WORK INSTRUCTIONS
Where the string "создание" occurs in the material below, report the whole line.

[Extracted data entries]
*****

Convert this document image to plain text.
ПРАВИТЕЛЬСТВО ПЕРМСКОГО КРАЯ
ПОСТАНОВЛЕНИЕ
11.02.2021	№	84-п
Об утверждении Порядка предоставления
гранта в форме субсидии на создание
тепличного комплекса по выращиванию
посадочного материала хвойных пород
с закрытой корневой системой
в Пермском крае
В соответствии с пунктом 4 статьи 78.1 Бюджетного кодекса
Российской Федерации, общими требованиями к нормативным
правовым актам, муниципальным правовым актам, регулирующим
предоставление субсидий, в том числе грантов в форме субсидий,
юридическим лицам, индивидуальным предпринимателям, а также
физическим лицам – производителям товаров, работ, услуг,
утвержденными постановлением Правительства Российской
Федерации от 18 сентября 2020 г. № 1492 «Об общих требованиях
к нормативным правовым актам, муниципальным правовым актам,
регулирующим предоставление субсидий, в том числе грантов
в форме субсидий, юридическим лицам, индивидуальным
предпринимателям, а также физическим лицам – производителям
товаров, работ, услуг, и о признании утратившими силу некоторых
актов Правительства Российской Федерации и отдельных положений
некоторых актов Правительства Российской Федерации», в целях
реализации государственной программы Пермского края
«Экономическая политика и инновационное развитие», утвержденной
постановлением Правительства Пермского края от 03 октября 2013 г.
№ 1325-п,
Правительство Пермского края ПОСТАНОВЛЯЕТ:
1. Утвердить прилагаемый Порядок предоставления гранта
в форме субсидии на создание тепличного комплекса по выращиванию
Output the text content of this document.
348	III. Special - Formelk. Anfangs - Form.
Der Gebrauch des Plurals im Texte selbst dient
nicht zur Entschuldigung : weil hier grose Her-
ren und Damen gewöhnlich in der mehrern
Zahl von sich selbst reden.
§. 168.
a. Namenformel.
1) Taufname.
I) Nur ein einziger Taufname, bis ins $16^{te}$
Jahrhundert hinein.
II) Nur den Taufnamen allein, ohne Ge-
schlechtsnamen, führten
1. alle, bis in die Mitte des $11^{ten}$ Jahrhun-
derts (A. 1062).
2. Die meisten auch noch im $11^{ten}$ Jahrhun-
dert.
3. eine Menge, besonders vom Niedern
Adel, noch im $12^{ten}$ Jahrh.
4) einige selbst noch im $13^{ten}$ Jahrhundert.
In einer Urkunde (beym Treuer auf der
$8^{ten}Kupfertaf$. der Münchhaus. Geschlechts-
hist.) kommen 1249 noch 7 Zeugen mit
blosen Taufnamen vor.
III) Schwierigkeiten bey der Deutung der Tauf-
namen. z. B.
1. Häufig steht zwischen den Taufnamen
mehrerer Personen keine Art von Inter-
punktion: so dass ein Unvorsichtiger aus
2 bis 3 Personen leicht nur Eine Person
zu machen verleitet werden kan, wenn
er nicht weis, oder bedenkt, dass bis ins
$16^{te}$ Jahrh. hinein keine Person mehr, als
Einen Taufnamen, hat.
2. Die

*****

THE ANSWER
гранта в форме субсидии на создание
в форме субсидии на создание тепличного комплекса по выращиванию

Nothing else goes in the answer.